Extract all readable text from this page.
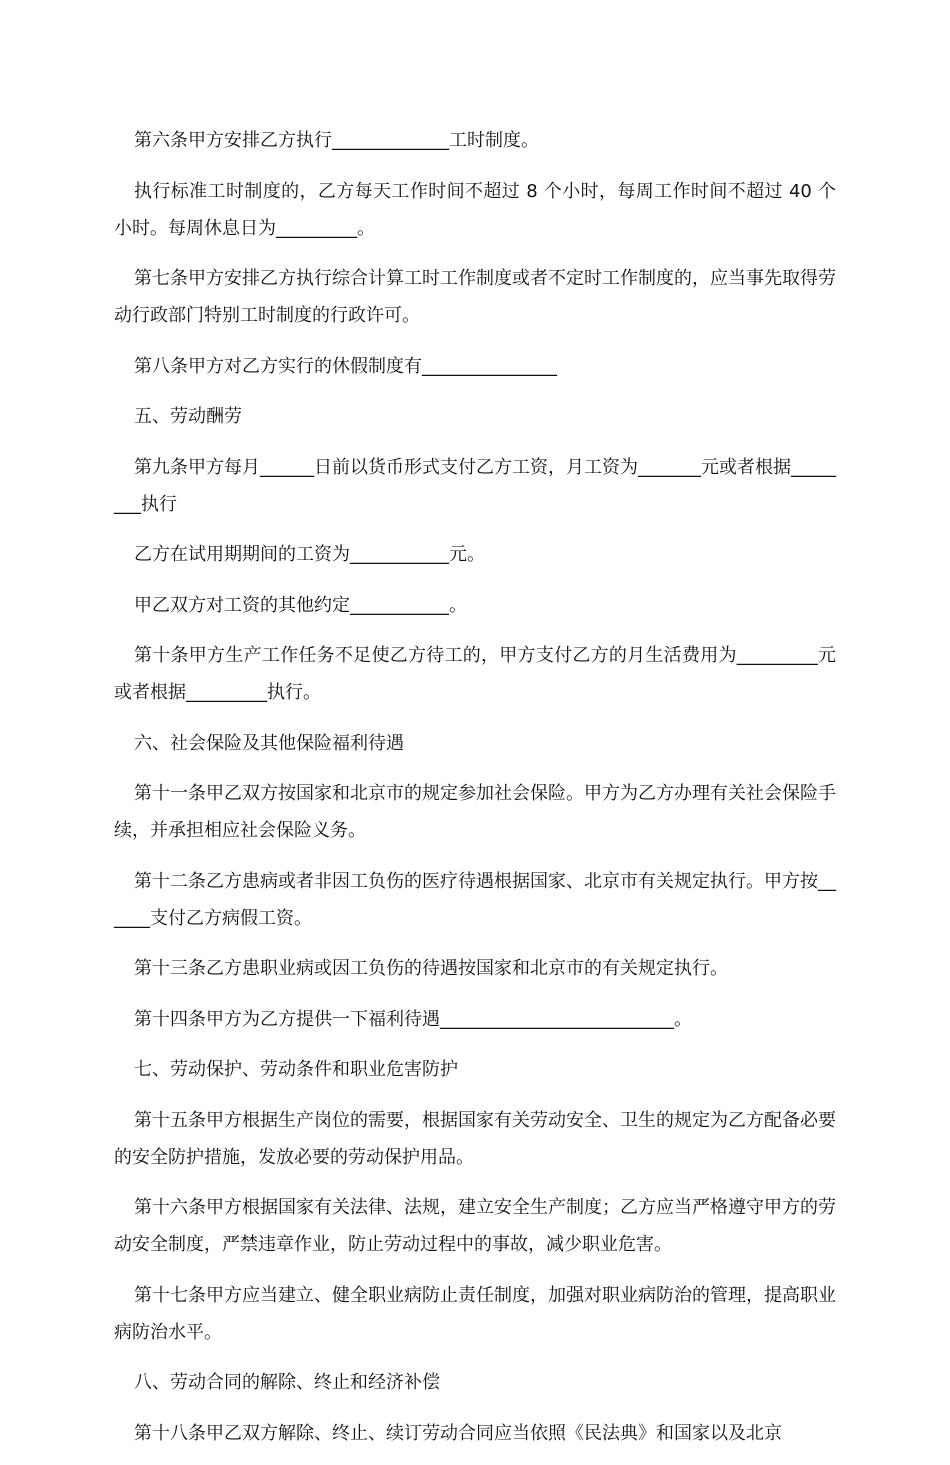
第六条甲方安排乙方执行_____________工时制度。

执行标准工时制度的，乙方每天工作时间不超过 8 个小时，每周工作时间不超过 40 个小时。每周休息日为_________。

第七条甲方安排乙方执行综合计算工时工作制度或者不定时工作制度的，应当事先取得劳动行政部门特别工时制度的行政许可。

第八条甲方对乙方实行的休假制度有_______________

五、劳动酬劳

第九条甲方每月______日前以货币形式支付乙方工资，月工资为_______元或者根据________执行

乙方在试用期期间的工资为___________元。

甲乙双方对工资的其他约定___________。

第十条甲方生产工作任务不足使乙方待工的，甲方支付乙方的月生活费用为_________元或者根据_________执行。

六、社会保险及其他保险福利待遇

第十一条甲乙双方按国家和北京市的规定参加社会保险。甲方为乙方办理有关社会保险手续，并承担相应社会保险义务。

第十二条乙方患病或者非因工负伤的医疗待遇根据国家、北京市有关规定执行。甲方按______支付乙方病假工资。

第十三条乙方患职业病或因工负伤的待遇按国家和北京市的有关规定执行。

第十四条甲方为乙方提供一下福利待遇__________________________。

七、劳动保护、劳动条件和职业危害防护

第十五条甲方根据生产岗位的需要，根据国家有关劳动安全、卫生的规定为乙方配备必要的安全防护措施，发放必要的劳动保护用品。

第十六条甲方根据国家有关法律、法规，建立安全生产制度；乙方应当严格遵守甲方的劳动安全制度，严禁违章作业，防止劳动过程中的事故，减少职业危害。

第十七条甲方应当建立、健全职业病防止责任制度，加强对职业病防治的管理，提高职业病防治水平。

八、劳动合同的解除、终止和经济补偿

第十八条甲乙双方解除、终止、续订劳动合同应当依照《民法典》和国家以及北京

Instructions for the task:
Reproduce each line exactly as it appears, omitting the pictures.

Response:
Extract all readable text from this page.
第六条甲方安排乙方执行_____________工时制度。

执行标准工时制度的，乙方每天工作时间不超过 8 个小时，每周工作时间不超过 40 个小时。每周休息日为_________。

第七条甲方安排乙方执行综合计算工时工作制度或者不定时工作制度的，应当事先取得劳动行政部门特别工时制度的行政许可。

第八条甲方对乙方实行的休假制度有_______________

五、劳动酬劳

第九条甲方每月______日前以货币形式支付乙方工资，月工资为_______元或者根据________执行

乙方在试用期期间的工资为___________元。

甲乙双方对工资的其他约定___________。

第十条甲方生产工作任务不足使乙方待工的，甲方支付乙方的月生活费用为_________元或者根据_________执行。

六、社会保险及其他保险福利待遇

第十一条甲乙双方按国家和北京市的规定参加社会保险。甲方为乙方办理有关社会保险手续，并承担相应社会保险义务。

第十二条乙方患病或者非因工负伤的医疗待遇根据国家、北京市有关规定执行。甲方按______支付乙方病假工资。

第十三条乙方患职业病或因工负伤的待遇按国家和北京市的有关规定执行。

第十四条甲方为乙方提供一下福利待遇__________________________。

七、劳动保护、劳动条件和职业危害防护

第十五条甲方根据生产岗位的需要，根据国家有关劳动安全、卫生的规定为乙方配备必要的安全防护措施，发放必要的劳动保护用品。

第十六条甲方根据国家有关法律、法规，建立安全生产制度；乙方应当严格遵守甲方的劳动安全制度，严禁违章作业，防止劳动过程中的事故，减少职业危害。

第十七条甲方应当建立、健全职业病防止责任制度，加强对职业病防治的管理，提高职业病防治水平。

八、劳动合同的解除、终止和经济补偿

第十八条甲乙双方解除、终止、续订劳动合同应当依照《民法典》和国家以及北京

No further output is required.